Exercise: Below are some entries; can you quote all of them exactly?
================
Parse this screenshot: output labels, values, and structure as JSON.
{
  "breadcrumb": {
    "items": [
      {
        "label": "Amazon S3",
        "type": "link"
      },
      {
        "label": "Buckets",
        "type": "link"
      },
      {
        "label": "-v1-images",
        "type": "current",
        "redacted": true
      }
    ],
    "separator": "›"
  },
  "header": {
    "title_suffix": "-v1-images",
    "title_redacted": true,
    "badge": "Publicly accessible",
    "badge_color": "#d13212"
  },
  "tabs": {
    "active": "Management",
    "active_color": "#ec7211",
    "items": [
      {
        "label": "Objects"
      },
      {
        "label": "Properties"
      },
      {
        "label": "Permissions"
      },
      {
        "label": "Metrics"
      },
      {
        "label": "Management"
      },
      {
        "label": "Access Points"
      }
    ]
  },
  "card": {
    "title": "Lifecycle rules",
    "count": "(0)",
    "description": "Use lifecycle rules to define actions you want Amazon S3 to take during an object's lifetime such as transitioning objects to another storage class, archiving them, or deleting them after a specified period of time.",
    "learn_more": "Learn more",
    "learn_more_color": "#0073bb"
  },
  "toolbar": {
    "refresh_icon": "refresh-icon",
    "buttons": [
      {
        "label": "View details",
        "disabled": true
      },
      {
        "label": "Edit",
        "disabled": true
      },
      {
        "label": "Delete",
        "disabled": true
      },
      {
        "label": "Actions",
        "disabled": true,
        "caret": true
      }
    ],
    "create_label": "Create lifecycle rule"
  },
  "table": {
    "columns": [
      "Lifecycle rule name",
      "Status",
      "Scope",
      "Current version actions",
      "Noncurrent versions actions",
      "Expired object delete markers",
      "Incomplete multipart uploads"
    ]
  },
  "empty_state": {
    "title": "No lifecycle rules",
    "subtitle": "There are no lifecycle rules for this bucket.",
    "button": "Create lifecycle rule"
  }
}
================
Answer to the task:
Parse this screenshot: output labels, values, and structure as JSON.
{
  "breadcrumb": {
    "items": [
      {
        "label": "Amazon S3",
        "type": "link"
      },
      {
        "label": "Buckets",
        "type": "link"
      },
      {
        "label": "-v1-images",
        "type": "current",
        "redacted": true
      }
    ],
    "separator": "›"
  },
  "header": {
    "title_suffix": "-v1-images",
    "title_redacted": true,
    "badge": "Publicly accessible",
    "badge_color": "#d13212"
  },
  "tabs": {
    "active": "Management",
    "active_color": "#ec7211",
    "items": [
      {
        "label": "Objects"
      },
      {
        "label": "Properties"
      },
      {
        "label": "Permissions"
      },
      {
        "label": "Metrics"
      },
      {
        "label": "Management"
      },
      {
        "label": "Access Points"
      }
    ]
  },
  "card": {
    "title": "Lifecycle rules",
    "count": "(0)",
    "description": "Use lifecycle rules to define actions you want Amazon S3 to take during an object's lifetime such as transitioning objects to another storage class, archiving them, or deleting them after a specified period of time.",
    "learn_more": "Learn more",
    "learn_more_color": "#0073bb"
  },
  "toolbar": {
    "refresh_icon": "refresh-icon",
    "buttons": [
      {
        "label": "View details",
        "disabled": true
      },
      {
        "label": "Edit",
        "disabled": true
      },
      {
        "label": "Delete",
        "disabled": true
      },
      {
        "label": "Actions",
        "disabled": true,
        "caret": true
      }
    ],
    "create_label": "Create lifecycle rule"
  },
  "table": {
    "columns": [
      "Lifecycle rule name",
      "Status",
      "Scope",
      "Current version actions",
      "Noncurrent versions actions",
      "Expired object delete markers",
      "Incomplete multipart uploads"
    ]
  },
  "empty_state": {
    "title": "No lifecycle rules",
    "subtitle": "There are no lifecycle rules for this bucket.",
    "button": "Create lifecycle rule"
  }
}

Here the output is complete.